• [Raw records]
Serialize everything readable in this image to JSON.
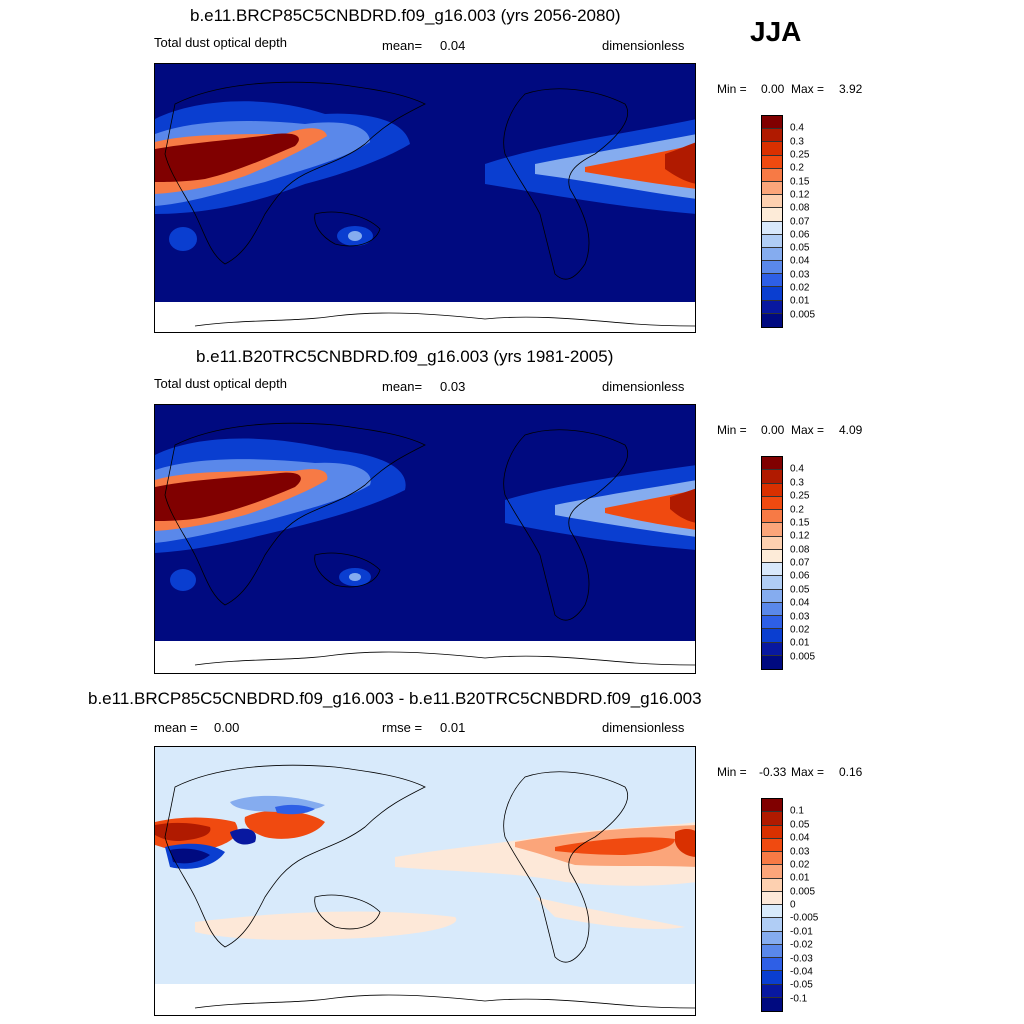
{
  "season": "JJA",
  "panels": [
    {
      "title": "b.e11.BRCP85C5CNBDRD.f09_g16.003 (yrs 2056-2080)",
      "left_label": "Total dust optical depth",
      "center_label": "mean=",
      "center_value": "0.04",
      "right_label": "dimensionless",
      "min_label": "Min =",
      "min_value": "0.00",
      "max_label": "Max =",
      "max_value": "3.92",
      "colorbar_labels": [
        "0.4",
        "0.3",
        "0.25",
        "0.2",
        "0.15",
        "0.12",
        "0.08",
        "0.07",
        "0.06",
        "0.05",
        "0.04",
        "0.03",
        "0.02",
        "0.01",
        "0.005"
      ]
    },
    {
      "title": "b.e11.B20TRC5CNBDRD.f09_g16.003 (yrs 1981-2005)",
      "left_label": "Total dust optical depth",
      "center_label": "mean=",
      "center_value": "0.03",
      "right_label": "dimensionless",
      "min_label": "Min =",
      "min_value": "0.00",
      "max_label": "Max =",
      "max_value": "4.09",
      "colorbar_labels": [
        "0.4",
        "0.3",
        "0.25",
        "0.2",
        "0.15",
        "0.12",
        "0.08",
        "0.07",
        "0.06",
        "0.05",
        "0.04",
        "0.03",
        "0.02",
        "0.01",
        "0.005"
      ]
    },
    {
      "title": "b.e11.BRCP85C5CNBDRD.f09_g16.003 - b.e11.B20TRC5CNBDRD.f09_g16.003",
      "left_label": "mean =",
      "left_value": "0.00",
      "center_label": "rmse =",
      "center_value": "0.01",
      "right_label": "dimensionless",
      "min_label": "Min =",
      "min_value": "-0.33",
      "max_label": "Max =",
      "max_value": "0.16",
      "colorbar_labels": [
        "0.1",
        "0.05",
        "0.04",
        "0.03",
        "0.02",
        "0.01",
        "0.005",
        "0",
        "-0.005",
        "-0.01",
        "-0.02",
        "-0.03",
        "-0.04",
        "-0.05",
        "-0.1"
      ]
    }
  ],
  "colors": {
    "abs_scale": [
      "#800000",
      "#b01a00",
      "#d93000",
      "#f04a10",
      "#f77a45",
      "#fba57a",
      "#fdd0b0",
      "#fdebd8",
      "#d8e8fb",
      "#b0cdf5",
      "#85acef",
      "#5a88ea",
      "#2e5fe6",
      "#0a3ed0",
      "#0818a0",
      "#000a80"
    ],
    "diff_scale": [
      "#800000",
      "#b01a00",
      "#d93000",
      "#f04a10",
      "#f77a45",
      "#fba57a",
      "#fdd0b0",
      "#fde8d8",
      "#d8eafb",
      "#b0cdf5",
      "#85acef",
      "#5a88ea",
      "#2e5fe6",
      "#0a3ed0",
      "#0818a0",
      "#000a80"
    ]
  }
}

==

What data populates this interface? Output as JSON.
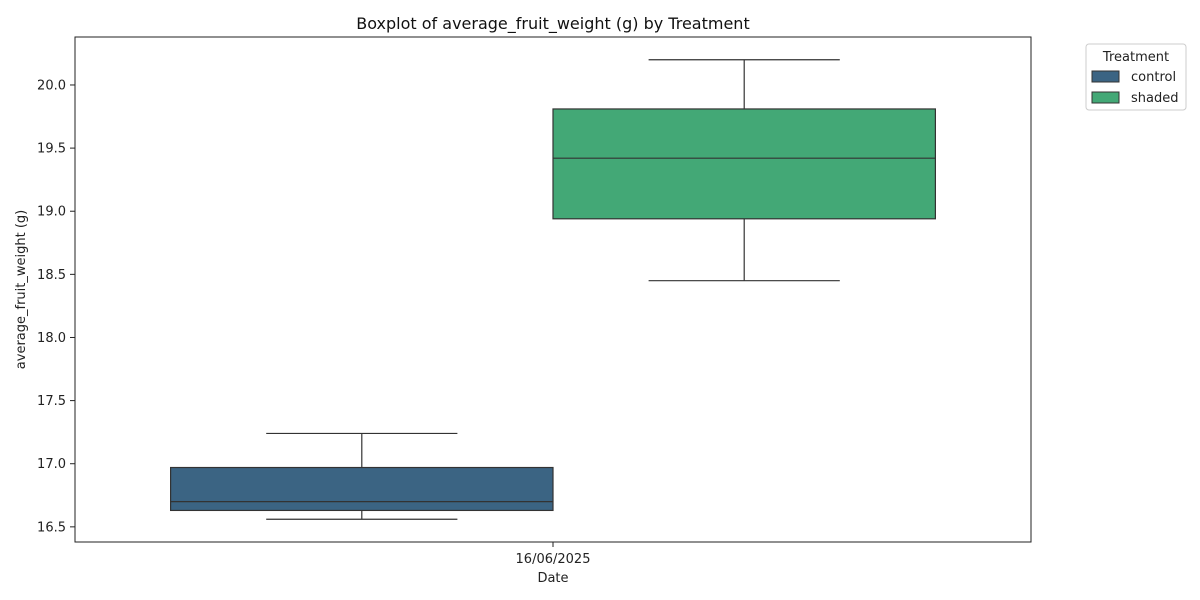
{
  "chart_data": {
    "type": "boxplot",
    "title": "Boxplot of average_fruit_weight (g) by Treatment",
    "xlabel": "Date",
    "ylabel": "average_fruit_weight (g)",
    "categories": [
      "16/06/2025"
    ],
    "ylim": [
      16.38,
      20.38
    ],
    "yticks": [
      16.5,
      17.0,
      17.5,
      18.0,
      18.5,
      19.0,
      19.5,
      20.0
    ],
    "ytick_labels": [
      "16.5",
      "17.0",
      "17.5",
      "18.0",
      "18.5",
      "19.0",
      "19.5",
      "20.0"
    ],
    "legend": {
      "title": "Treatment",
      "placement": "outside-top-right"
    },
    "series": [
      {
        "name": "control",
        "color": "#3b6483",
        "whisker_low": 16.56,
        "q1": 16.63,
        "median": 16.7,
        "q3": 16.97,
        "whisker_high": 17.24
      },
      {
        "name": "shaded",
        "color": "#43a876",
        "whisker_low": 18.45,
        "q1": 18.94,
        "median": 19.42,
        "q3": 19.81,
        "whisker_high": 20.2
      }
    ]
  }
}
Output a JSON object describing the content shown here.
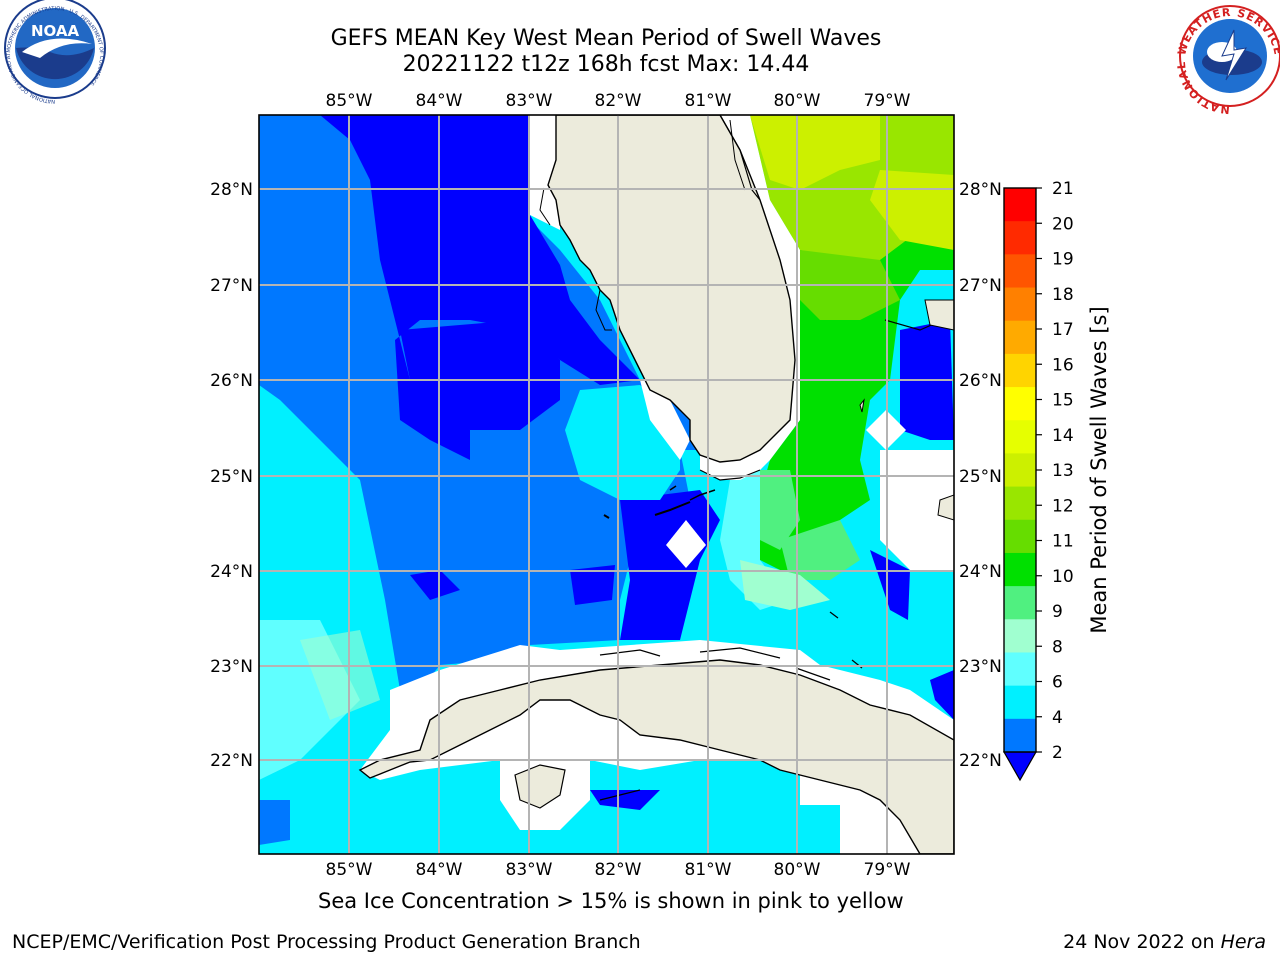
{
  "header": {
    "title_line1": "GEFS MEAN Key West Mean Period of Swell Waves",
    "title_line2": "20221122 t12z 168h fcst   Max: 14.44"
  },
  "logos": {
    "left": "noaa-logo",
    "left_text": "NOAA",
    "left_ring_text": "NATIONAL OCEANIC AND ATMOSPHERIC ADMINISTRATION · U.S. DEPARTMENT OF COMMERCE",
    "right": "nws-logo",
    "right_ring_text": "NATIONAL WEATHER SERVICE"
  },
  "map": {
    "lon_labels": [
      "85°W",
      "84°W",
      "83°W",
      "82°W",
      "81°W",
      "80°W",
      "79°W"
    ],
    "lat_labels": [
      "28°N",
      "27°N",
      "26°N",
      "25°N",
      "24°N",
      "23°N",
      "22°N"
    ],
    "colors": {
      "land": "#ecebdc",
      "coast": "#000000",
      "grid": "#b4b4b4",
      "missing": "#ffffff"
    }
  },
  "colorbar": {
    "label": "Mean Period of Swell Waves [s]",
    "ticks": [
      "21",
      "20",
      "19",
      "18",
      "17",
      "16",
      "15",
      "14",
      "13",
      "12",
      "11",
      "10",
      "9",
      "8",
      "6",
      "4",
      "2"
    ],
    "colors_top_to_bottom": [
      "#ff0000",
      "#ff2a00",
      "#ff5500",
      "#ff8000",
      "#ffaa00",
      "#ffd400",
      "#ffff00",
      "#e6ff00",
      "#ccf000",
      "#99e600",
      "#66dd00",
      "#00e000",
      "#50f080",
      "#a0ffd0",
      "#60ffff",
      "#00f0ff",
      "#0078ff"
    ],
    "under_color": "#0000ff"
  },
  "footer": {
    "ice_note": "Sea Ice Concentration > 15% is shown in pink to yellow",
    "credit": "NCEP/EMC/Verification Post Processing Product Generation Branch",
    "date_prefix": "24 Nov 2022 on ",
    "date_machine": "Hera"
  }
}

--

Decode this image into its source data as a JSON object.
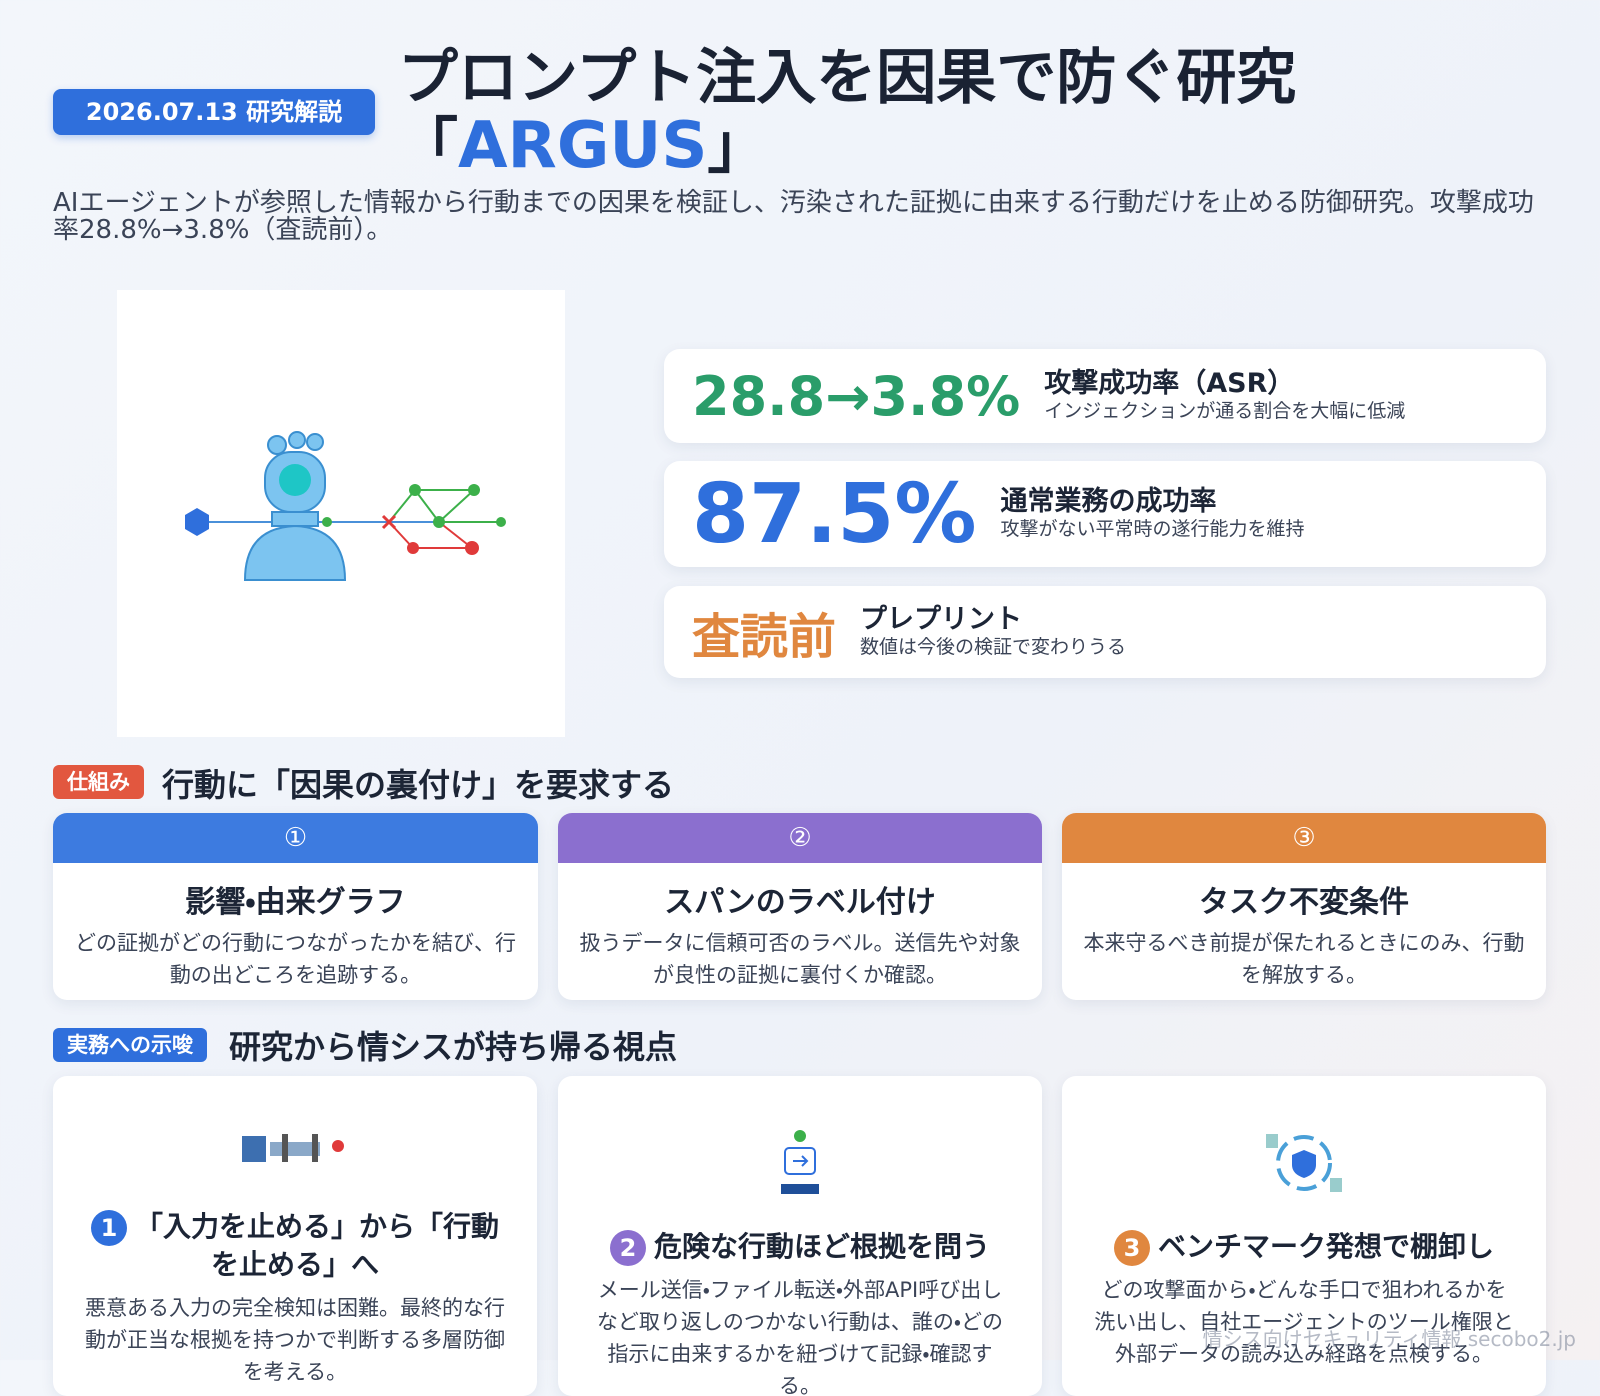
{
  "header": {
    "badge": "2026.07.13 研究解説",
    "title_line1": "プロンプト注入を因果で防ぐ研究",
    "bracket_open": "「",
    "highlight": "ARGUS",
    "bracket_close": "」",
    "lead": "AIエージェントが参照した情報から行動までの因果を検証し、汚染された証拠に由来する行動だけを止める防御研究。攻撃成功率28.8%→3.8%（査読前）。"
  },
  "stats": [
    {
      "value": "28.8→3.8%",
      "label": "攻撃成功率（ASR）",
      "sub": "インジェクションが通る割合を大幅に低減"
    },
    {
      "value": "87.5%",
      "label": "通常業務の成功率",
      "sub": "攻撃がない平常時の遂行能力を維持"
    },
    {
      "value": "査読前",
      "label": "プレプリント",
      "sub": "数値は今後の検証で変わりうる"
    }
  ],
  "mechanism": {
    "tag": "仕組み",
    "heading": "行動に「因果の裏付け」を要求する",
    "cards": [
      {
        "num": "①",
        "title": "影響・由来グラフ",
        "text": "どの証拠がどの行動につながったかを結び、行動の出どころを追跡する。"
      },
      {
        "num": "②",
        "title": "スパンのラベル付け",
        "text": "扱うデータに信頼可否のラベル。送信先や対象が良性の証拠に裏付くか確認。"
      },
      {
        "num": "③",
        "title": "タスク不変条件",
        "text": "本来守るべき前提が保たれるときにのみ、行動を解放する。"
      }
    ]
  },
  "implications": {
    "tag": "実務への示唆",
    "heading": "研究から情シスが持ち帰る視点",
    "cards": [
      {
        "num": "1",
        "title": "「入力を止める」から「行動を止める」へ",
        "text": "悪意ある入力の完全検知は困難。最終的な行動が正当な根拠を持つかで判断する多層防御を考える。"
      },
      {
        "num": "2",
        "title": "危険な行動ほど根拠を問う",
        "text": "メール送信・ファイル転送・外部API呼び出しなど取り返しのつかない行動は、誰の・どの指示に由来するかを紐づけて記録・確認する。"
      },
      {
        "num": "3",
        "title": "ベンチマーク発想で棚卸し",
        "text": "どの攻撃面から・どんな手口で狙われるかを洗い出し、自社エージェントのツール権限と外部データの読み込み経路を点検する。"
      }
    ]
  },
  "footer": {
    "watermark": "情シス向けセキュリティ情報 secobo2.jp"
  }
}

• [Description of the task]
Look over the records above and copy each line that includes the string "heading".

• [Response]
    "heading": "行動に「因果の裏付け」を要求する",
    "heading": "研究から情シスが持ち帰る視点",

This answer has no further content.